TASK OBJECTIVE →
Locate the word "pressure" in the data below, then copy every line that holds it.
[Start]
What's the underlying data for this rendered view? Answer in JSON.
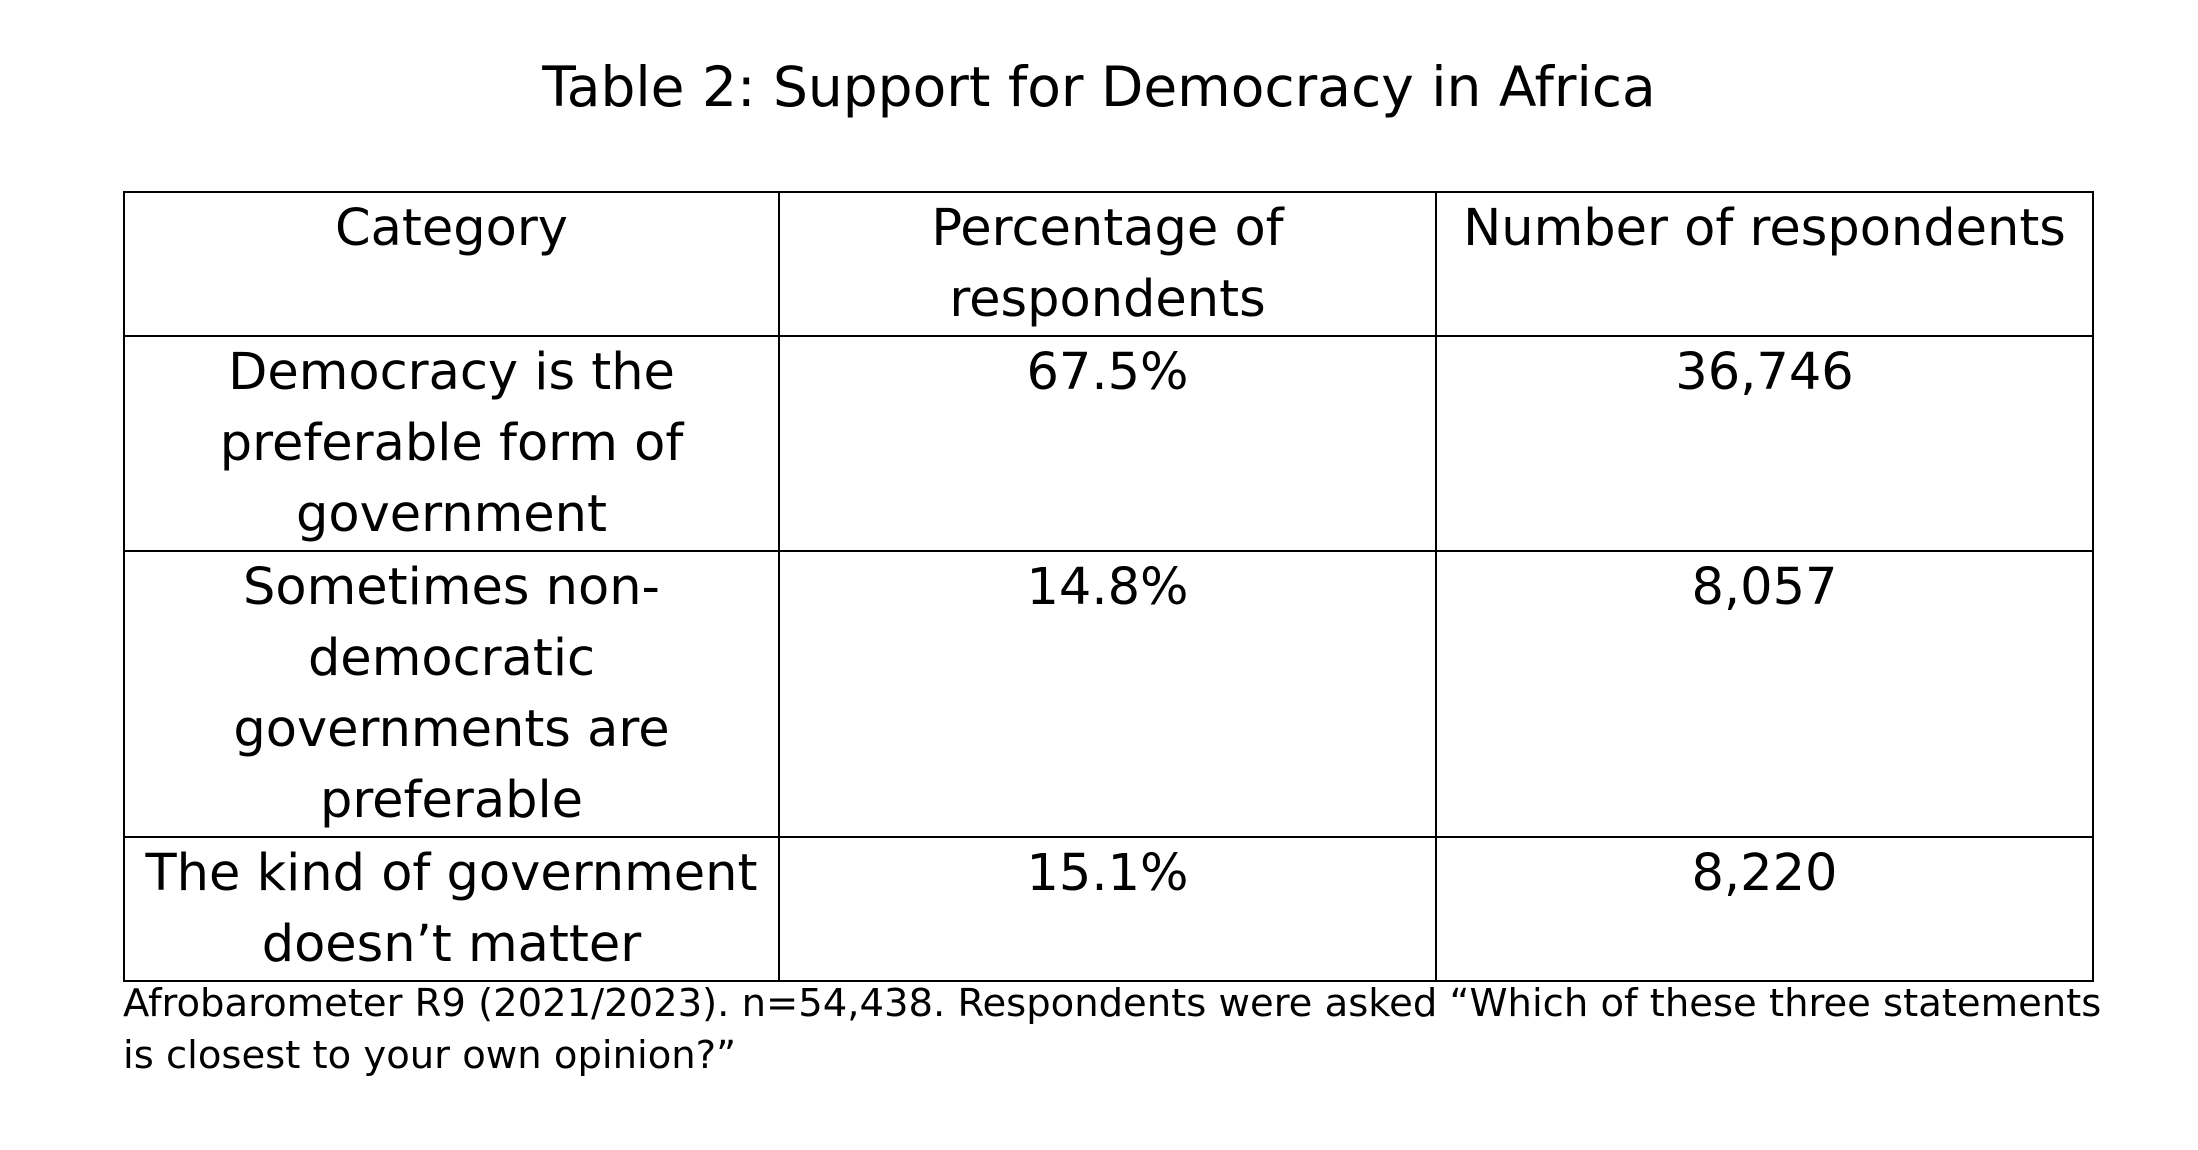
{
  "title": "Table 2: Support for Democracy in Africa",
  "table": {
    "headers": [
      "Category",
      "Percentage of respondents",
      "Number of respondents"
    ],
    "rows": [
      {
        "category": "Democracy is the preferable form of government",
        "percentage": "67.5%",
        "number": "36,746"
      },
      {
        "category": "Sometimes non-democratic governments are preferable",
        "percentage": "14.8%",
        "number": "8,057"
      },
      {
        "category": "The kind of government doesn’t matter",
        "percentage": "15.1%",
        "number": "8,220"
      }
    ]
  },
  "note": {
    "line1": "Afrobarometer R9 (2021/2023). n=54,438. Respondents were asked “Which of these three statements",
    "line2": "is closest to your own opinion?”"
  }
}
[End]
[Start]
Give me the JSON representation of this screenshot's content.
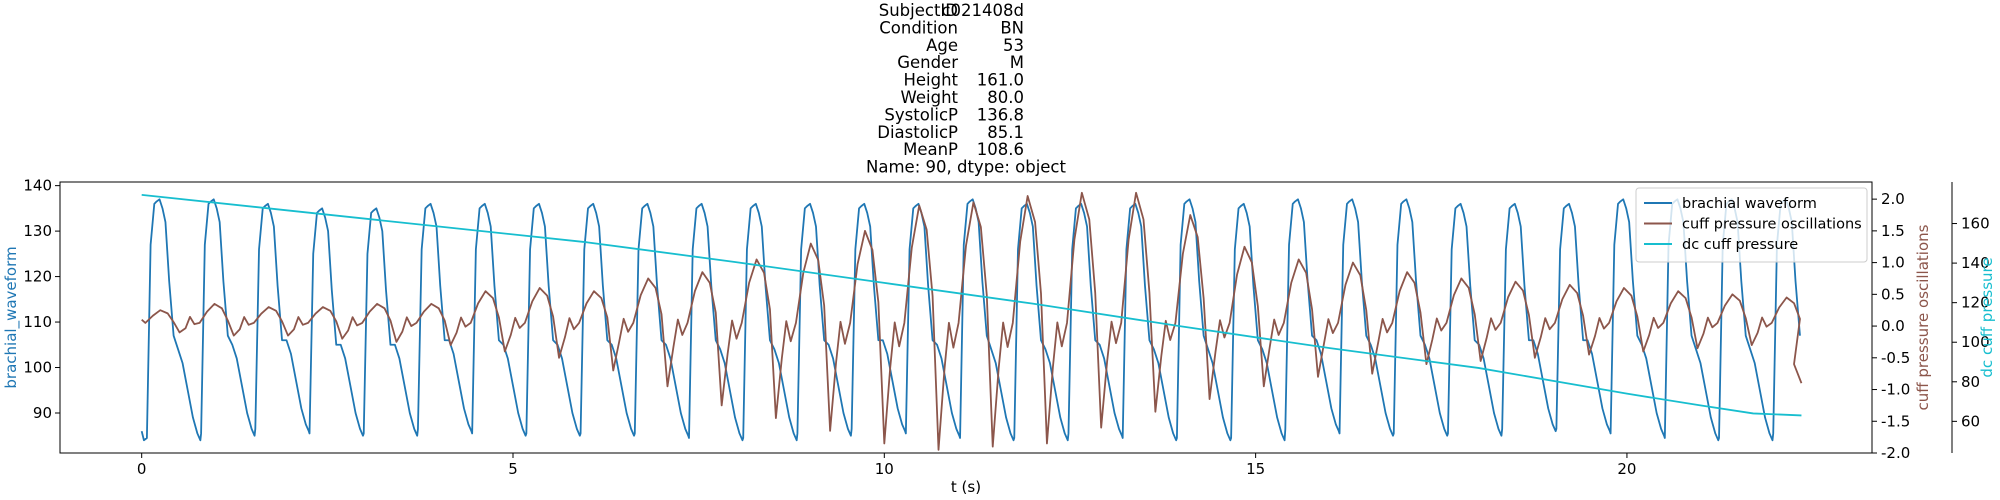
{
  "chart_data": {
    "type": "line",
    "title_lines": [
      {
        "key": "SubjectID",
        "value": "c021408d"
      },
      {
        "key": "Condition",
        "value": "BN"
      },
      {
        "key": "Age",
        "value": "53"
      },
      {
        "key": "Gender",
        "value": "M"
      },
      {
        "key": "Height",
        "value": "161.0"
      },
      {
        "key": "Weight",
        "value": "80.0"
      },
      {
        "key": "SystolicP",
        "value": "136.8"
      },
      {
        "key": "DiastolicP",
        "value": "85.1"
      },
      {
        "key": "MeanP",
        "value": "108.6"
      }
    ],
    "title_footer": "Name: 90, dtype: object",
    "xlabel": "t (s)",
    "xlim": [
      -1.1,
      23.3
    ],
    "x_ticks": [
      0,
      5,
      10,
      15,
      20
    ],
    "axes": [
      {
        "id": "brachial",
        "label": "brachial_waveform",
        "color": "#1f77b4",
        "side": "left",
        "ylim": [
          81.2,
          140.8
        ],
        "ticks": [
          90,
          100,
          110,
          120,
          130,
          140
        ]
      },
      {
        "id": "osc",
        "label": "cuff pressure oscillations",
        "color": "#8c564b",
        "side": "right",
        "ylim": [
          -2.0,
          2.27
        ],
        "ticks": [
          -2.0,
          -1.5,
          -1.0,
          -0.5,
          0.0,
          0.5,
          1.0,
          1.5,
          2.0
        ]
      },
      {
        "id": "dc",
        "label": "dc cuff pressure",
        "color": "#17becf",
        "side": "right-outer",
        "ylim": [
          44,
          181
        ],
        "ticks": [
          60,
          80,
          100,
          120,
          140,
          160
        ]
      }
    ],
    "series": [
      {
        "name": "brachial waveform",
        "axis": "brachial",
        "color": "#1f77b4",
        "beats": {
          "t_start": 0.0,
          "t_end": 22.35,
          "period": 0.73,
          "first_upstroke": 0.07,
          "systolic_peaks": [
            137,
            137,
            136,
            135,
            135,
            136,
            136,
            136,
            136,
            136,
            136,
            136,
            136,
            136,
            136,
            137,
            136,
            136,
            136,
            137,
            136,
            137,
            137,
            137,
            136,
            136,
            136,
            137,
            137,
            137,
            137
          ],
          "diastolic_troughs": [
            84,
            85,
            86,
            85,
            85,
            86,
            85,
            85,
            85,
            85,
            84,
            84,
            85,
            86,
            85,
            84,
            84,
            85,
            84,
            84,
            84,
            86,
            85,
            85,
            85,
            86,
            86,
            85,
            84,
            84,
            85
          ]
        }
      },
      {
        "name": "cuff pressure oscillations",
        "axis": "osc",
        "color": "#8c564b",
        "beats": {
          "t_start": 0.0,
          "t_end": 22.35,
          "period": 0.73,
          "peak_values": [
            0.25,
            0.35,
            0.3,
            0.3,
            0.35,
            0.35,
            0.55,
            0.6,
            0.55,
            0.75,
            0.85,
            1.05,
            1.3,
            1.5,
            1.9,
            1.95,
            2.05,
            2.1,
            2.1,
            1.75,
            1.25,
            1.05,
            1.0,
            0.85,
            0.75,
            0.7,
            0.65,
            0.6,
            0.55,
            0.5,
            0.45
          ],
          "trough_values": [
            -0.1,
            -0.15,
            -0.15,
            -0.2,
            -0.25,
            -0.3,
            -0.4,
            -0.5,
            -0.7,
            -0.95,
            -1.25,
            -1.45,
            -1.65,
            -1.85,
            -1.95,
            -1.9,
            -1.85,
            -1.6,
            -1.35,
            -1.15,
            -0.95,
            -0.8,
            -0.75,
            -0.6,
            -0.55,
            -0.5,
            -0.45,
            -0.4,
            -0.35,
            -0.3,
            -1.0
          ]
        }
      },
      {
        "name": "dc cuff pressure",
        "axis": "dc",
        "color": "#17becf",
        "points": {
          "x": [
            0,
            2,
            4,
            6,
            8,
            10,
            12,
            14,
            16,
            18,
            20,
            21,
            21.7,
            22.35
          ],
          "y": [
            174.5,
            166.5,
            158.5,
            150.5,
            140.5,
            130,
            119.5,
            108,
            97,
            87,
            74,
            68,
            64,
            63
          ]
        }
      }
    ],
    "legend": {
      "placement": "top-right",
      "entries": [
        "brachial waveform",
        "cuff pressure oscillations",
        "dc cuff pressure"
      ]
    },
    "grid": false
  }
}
[End]
[Start]
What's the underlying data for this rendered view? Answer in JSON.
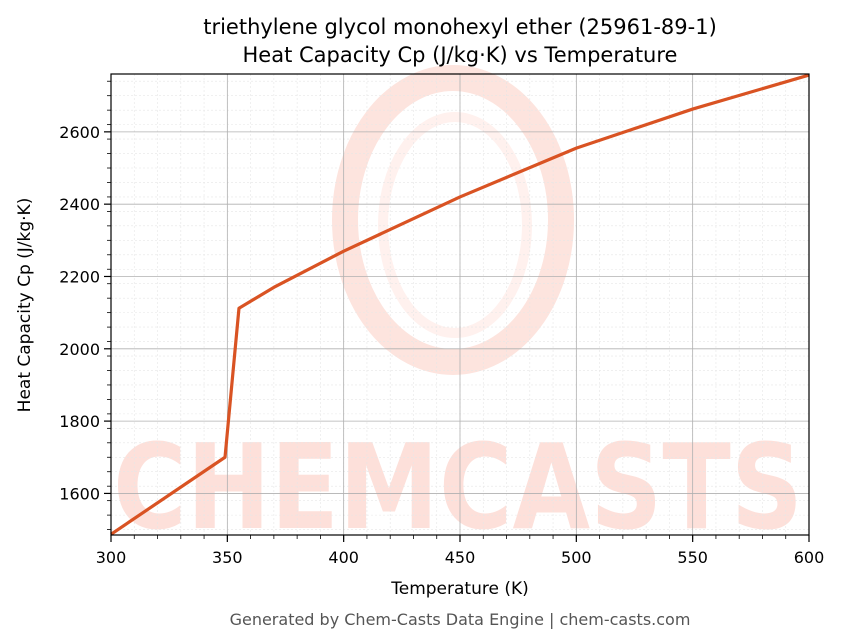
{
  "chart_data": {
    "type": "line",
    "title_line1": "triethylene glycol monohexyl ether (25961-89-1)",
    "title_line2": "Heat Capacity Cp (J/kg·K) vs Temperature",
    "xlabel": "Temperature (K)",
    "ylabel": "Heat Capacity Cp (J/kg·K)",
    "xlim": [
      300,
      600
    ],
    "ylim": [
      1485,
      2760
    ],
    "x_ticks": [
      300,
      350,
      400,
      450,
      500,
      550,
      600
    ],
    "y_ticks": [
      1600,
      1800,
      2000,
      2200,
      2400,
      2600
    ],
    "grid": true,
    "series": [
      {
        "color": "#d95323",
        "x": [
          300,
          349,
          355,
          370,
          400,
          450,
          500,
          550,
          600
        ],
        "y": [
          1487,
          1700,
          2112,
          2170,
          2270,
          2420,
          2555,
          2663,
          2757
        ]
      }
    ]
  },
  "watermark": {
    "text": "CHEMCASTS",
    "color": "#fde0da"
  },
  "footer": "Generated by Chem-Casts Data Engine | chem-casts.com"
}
[End]
COMPLETED EXERCISE →
        "label": "cuff pressure oscillations",
        "label": "dc cuff pressure",
        "name": "cuff pressure oscillations",
        "name": "dc cuff pressure",
        "cuff pressure oscillations",
        "dc cuff pressure"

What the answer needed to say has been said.